> GOAL: Below are some records; repeat them all exactly, minus the pictures.

_ _ _ _ _

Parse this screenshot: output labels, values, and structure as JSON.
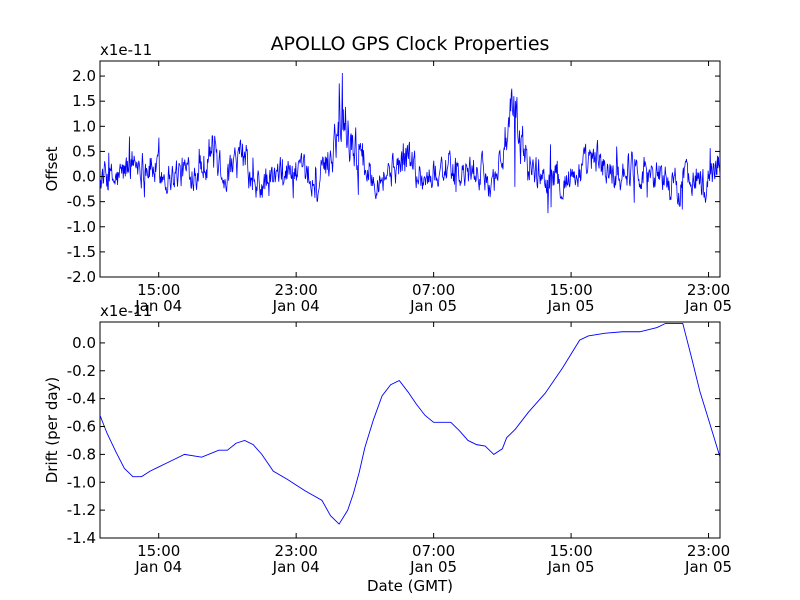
{
  "chart_data": [
    {
      "type": "line",
      "title": "APOLLO GPS Clock Properties",
      "xlabel": "",
      "ylabel": "Offset",
      "y_multiplier_label": "x1e-11",
      "ylim": [
        -2.0,
        2.3
      ],
      "yticks": [
        -2.0,
        -1.5,
        -1.0,
        -0.5,
        0.0,
        0.5,
        1.0,
        1.5,
        2.0
      ],
      "ytick_labels": [
        "-2.0",
        "-1.5",
        "-1.0",
        "-0.5",
        "0.0",
        "0.5",
        "1.0",
        "1.5",
        "2.0"
      ],
      "xlim": [
        "2013-01-04 11:35",
        "2013-01-05 23:40"
      ],
      "xticks": [
        "2013-01-04 15:00",
        "2013-01-04 23:00",
        "2013-01-05 07:00",
        "2013-01-05 15:00",
        "2013-01-05 23:00"
      ],
      "xtick_labels": [
        [
          "15:00",
          "Jan 04"
        ],
        [
          "23:00",
          "Jan 04"
        ],
        [
          "07:00",
          "Jan 05"
        ],
        [
          "15:00",
          "Jan 05"
        ],
        [
          "23:00",
          "Jan 05"
        ]
      ],
      "grid": false,
      "color": "#0000ff",
      "noise_amplitude": 0.25,
      "series": [
        {
          "x": [
            "2013-01-04 11:35",
            "2013-01-04 12:30",
            "2013-01-04 13:30",
            "2013-01-04 14:30",
            "2013-01-04 15:30",
            "2013-01-04 16:30",
            "2013-01-04 17:30",
            "2013-01-04 18:00",
            "2013-01-04 19:00",
            "2013-01-04 20:00",
            "2013-01-04 20:30",
            "2013-01-04 21:30",
            "2013-01-04 22:30",
            "2013-01-04 23:30",
            "2013-01-05 00:15",
            "2013-01-05 01:00",
            "2013-01-05 01:40",
            "2013-01-05 02:30",
            "2013-01-05 03:30",
            "2013-01-05 04:30",
            "2013-01-05 05:30",
            "2013-01-05 06:30",
            "2013-01-05 07:30",
            "2013-01-05 08:30",
            "2013-01-05 09:30",
            "2013-01-05 10:30",
            "2013-01-05 11:00",
            "2013-01-05 11:40",
            "2013-01-05 12:30",
            "2013-01-05 13:30",
            "2013-01-05 14:30",
            "2013-01-05 15:30",
            "2013-01-05 16:30",
            "2013-01-05 17:30",
            "2013-01-05 18:30",
            "2013-01-05 19:30",
            "2013-01-05 20:30",
            "2013-01-05 21:00",
            "2013-01-05 22:00",
            "2013-01-05 22:45",
            "2013-01-05 23:40"
          ],
          "y": [
            0.0,
            -0.1,
            0.3,
            0.2,
            0.0,
            0.1,
            0.2,
            0.6,
            0.0,
            0.4,
            -0.3,
            -0.1,
            0.1,
            0.0,
            -0.2,
            0.4,
            1.3,
            0.5,
            0.0,
            0.1,
            0.4,
            -0.1,
            0.2,
            0.0,
            0.1,
            -0.1,
            0.5,
            1.2,
            0.2,
            0.0,
            -0.1,
            0.1,
            0.3,
            0.0,
            0.2,
            0.1,
            0.0,
            -0.3,
            0.1,
            -0.2,
            0.3
          ]
        }
      ]
    },
    {
      "type": "line",
      "title": "",
      "xlabel": "Date (GMT)",
      "ylabel": "Drift (per day)",
      "y_multiplier_label": "x1e-11",
      "ylim": [
        -1.4,
        0.15
      ],
      "yticks": [
        -1.4,
        -1.2,
        -1.0,
        -0.8,
        -0.6,
        -0.4,
        -0.2,
        0.0
      ],
      "ytick_labels": [
        "-1.4",
        "-1.2",
        "-1.0",
        "-0.8",
        "-0.6",
        "-0.4",
        "-0.2",
        "0.0"
      ],
      "xlim": [
        "2013-01-04 11:35",
        "2013-01-05 23:40"
      ],
      "xticks": [
        "2013-01-04 15:00",
        "2013-01-04 23:00",
        "2013-01-05 07:00",
        "2013-01-05 15:00",
        "2013-01-05 23:00"
      ],
      "xtick_labels": [
        [
          "15:00",
          "Jan 04"
        ],
        [
          "23:00",
          "Jan 04"
        ],
        [
          "07:00",
          "Jan 05"
        ],
        [
          "15:00",
          "Jan 05"
        ],
        [
          "23:00",
          "Jan 05"
        ]
      ],
      "grid": false,
      "color": "#0000ff",
      "series": [
        {
          "x": [
            "2013-01-04 11:35",
            "2013-01-04 12:00",
            "2013-01-04 12:30",
            "2013-01-04 13:00",
            "2013-01-04 13:30",
            "2013-01-04 14:00",
            "2013-01-04 14:30",
            "2013-01-04 15:00",
            "2013-01-04 15:30",
            "2013-01-04 16:30",
            "2013-01-04 17:30",
            "2013-01-04 18:30",
            "2013-01-04 19:00",
            "2013-01-04 19:30",
            "2013-01-04 20:00",
            "2013-01-04 20:30",
            "2013-01-04 21:00",
            "2013-01-04 21:20",
            "2013-01-04 21:40",
            "2013-01-04 22:30",
            "2013-01-04 23:30",
            "2013-01-05 00:30",
            "2013-01-05 01:00",
            "2013-01-05 01:30",
            "2013-01-05 02:00",
            "2013-01-05 02:20",
            "2013-01-05 02:40",
            "2013-01-05 03:00",
            "2013-01-05 03:30",
            "2013-01-05 04:00",
            "2013-01-05 04:30",
            "2013-01-05 05:00",
            "2013-01-05 05:30",
            "2013-01-05 06:00",
            "2013-01-05 06:30",
            "2013-01-05 07:00",
            "2013-01-05 07:30",
            "2013-01-05 08:00",
            "2013-01-05 08:30",
            "2013-01-05 09:00",
            "2013-01-05 09:30",
            "2013-01-05 10:00",
            "2013-01-05 10:30",
            "2013-01-05 11:00",
            "2013-01-05 11:15",
            "2013-01-05 11:45",
            "2013-01-05 12:30",
            "2013-01-05 13:30",
            "2013-01-05 14:30",
            "2013-01-05 15:30",
            "2013-01-05 16:00",
            "2013-01-05 17:00",
            "2013-01-05 18:00",
            "2013-01-05 19:00",
            "2013-01-05 20:00",
            "2013-01-05 20:30",
            "2013-01-05 21:00",
            "2013-01-05 21:30",
            "2013-01-05 22:00",
            "2013-01-05 22:30",
            "2013-01-05 23:00",
            "2013-01-05 23:40"
          ],
          "y": [
            -0.52,
            -0.65,
            -0.78,
            -0.9,
            -0.96,
            -0.96,
            -0.92,
            -0.89,
            -0.86,
            -0.8,
            -0.82,
            -0.77,
            -0.77,
            -0.72,
            -0.7,
            -0.73,
            -0.8,
            -0.86,
            -0.92,
            -0.98,
            -1.06,
            -1.13,
            -1.24,
            -1.3,
            -1.2,
            -1.08,
            -0.93,
            -0.75,
            -0.55,
            -0.38,
            -0.3,
            -0.27,
            -0.35,
            -0.44,
            -0.52,
            -0.57,
            -0.57,
            -0.57,
            -0.63,
            -0.7,
            -0.73,
            -0.74,
            -0.8,
            -0.76,
            -0.68,
            -0.62,
            -0.5,
            -0.36,
            -0.18,
            0.02,
            0.05,
            0.07,
            0.08,
            0.08,
            0.11,
            0.14,
            0.14,
            0.14,
            -0.1,
            -0.35,
            -0.55,
            -0.82
          ]
        }
      ]
    }
  ]
}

_ _ _ _ _

> ANSWER TO THIS PROBLEM:
Parse this screenshot: output labels, values, and structure as JSON.
{
  "chart_data": [
    {
      "type": "line",
      "title": "APOLLO GPS Clock Properties",
      "xlabel": "",
      "ylabel": "Offset",
      "y_multiplier_label": "x1e-11",
      "ylim": [
        -2.0,
        2.3
      ],
      "yticks": [
        -2.0,
        -1.5,
        -1.0,
        -0.5,
        0.0,
        0.5,
        1.0,
        1.5,
        2.0
      ],
      "ytick_labels": [
        "-2.0",
        "-1.5",
        "-1.0",
        "-0.5",
        "0.0",
        "0.5",
        "1.0",
        "1.5",
        "2.0"
      ],
      "xlim": [
        "2013-01-04 11:35",
        "2013-01-05 23:40"
      ],
      "xticks": [
        "2013-01-04 15:00",
        "2013-01-04 23:00",
        "2013-01-05 07:00",
        "2013-01-05 15:00",
        "2013-01-05 23:00"
      ],
      "xtick_labels": [
        [
          "15:00",
          "Jan 04"
        ],
        [
          "23:00",
          "Jan 04"
        ],
        [
          "07:00",
          "Jan 05"
        ],
        [
          "15:00",
          "Jan 05"
        ],
        [
          "23:00",
          "Jan 05"
        ]
      ],
      "grid": false,
      "color": "#0000ff",
      "noise_amplitude": 0.25,
      "series": [
        {
          "x": [
            "2013-01-04 11:35",
            "2013-01-04 12:30",
            "2013-01-04 13:30",
            "2013-01-04 14:30",
            "2013-01-04 15:30",
            "2013-01-04 16:30",
            "2013-01-04 17:30",
            "2013-01-04 18:00",
            "2013-01-04 19:00",
            "2013-01-04 20:00",
            "2013-01-04 20:30",
            "2013-01-04 21:30",
            "2013-01-04 22:30",
            "2013-01-04 23:30",
            "2013-01-05 00:15",
            "2013-01-05 01:00",
            "2013-01-05 01:40",
            "2013-01-05 02:30",
            "2013-01-05 03:30",
            "2013-01-05 04:30",
            "2013-01-05 05:30",
            "2013-01-05 06:30",
            "2013-01-05 07:30",
            "2013-01-05 08:30",
            "2013-01-05 09:30",
            "2013-01-05 10:30",
            "2013-01-05 11:00",
            "2013-01-05 11:40",
            "2013-01-05 12:30",
            "2013-01-05 13:30",
            "2013-01-05 14:30",
            "2013-01-05 15:30",
            "2013-01-05 16:30",
            "2013-01-05 17:30",
            "2013-01-05 18:30",
            "2013-01-05 19:30",
            "2013-01-05 20:30",
            "2013-01-05 21:00",
            "2013-01-05 22:00",
            "2013-01-05 22:45",
            "2013-01-05 23:40"
          ],
          "y": [
            0.0,
            -0.1,
            0.3,
            0.2,
            0.0,
            0.1,
            0.2,
            0.6,
            0.0,
            0.4,
            -0.3,
            -0.1,
            0.1,
            0.0,
            -0.2,
            0.4,
            1.3,
            0.5,
            0.0,
            0.1,
            0.4,
            -0.1,
            0.2,
            0.0,
            0.1,
            -0.1,
            0.5,
            1.2,
            0.2,
            0.0,
            -0.1,
            0.1,
            0.3,
            0.0,
            0.2,
            0.1,
            0.0,
            -0.3,
            0.1,
            -0.2,
            0.3
          ]
        }
      ]
    },
    {
      "type": "line",
      "title": "",
      "xlabel": "Date (GMT)",
      "ylabel": "Drift (per day)",
      "y_multiplier_label": "x1e-11",
      "ylim": [
        -1.4,
        0.15
      ],
      "yticks": [
        -1.4,
        -1.2,
        -1.0,
        -0.8,
        -0.6,
        -0.4,
        -0.2,
        0.0
      ],
      "ytick_labels": [
        "-1.4",
        "-1.2",
        "-1.0",
        "-0.8",
        "-0.6",
        "-0.4",
        "-0.2",
        "0.0"
      ],
      "xlim": [
        "2013-01-04 11:35",
        "2013-01-05 23:40"
      ],
      "xticks": [
        "2013-01-04 15:00",
        "2013-01-04 23:00",
        "2013-01-05 07:00",
        "2013-01-05 15:00",
        "2013-01-05 23:00"
      ],
      "xtick_labels": [
        [
          "15:00",
          "Jan 04"
        ],
        [
          "23:00",
          "Jan 04"
        ],
        [
          "07:00",
          "Jan 05"
        ],
        [
          "15:00",
          "Jan 05"
        ],
        [
          "23:00",
          "Jan 05"
        ]
      ],
      "grid": false,
      "color": "#0000ff",
      "series": [
        {
          "x": [
            "2013-01-04 11:35",
            "2013-01-04 12:00",
            "2013-01-04 12:30",
            "2013-01-04 13:00",
            "2013-01-04 13:30",
            "2013-01-04 14:00",
            "2013-01-04 14:30",
            "2013-01-04 15:00",
            "2013-01-04 15:30",
            "2013-01-04 16:30",
            "2013-01-04 17:30",
            "2013-01-04 18:30",
            "2013-01-04 19:00",
            "2013-01-04 19:30",
            "2013-01-04 20:00",
            "2013-01-04 20:30",
            "2013-01-04 21:00",
            "2013-01-04 21:20",
            "2013-01-04 21:40",
            "2013-01-04 22:30",
            "2013-01-04 23:30",
            "2013-01-05 00:30",
            "2013-01-05 01:00",
            "2013-01-05 01:30",
            "2013-01-05 02:00",
            "2013-01-05 02:20",
            "2013-01-05 02:40",
            "2013-01-05 03:00",
            "2013-01-05 03:30",
            "2013-01-05 04:00",
            "2013-01-05 04:30",
            "2013-01-05 05:00",
            "2013-01-05 05:30",
            "2013-01-05 06:00",
            "2013-01-05 06:30",
            "2013-01-05 07:00",
            "2013-01-05 07:30",
            "2013-01-05 08:00",
            "2013-01-05 08:30",
            "2013-01-05 09:00",
            "2013-01-05 09:30",
            "2013-01-05 10:00",
            "2013-01-05 10:30",
            "2013-01-05 11:00",
            "2013-01-05 11:15",
            "2013-01-05 11:45",
            "2013-01-05 12:30",
            "2013-01-05 13:30",
            "2013-01-05 14:30",
            "2013-01-05 15:30",
            "2013-01-05 16:00",
            "2013-01-05 17:00",
            "2013-01-05 18:00",
            "2013-01-05 19:00",
            "2013-01-05 20:00",
            "2013-01-05 20:30",
            "2013-01-05 21:00",
            "2013-01-05 21:30",
            "2013-01-05 22:00",
            "2013-01-05 22:30",
            "2013-01-05 23:00",
            "2013-01-05 23:40"
          ],
          "y": [
            -0.52,
            -0.65,
            -0.78,
            -0.9,
            -0.96,
            -0.96,
            -0.92,
            -0.89,
            -0.86,
            -0.8,
            -0.82,
            -0.77,
            -0.77,
            -0.72,
            -0.7,
            -0.73,
            -0.8,
            -0.86,
            -0.92,
            -0.98,
            -1.06,
            -1.13,
            -1.24,
            -1.3,
            -1.2,
            -1.08,
            -0.93,
            -0.75,
            -0.55,
            -0.38,
            -0.3,
            -0.27,
            -0.35,
            -0.44,
            -0.52,
            -0.57,
            -0.57,
            -0.57,
            -0.63,
            -0.7,
            -0.73,
            -0.74,
            -0.8,
            -0.76,
            -0.68,
            -0.62,
            -0.5,
            -0.36,
            -0.18,
            0.02,
            0.05,
            0.07,
            0.08,
            0.08,
            0.11,
            0.14,
            0.14,
            0.14,
            -0.1,
            -0.35,
            -0.55,
            -0.82
          ]
        }
      ]
    }
  ]
}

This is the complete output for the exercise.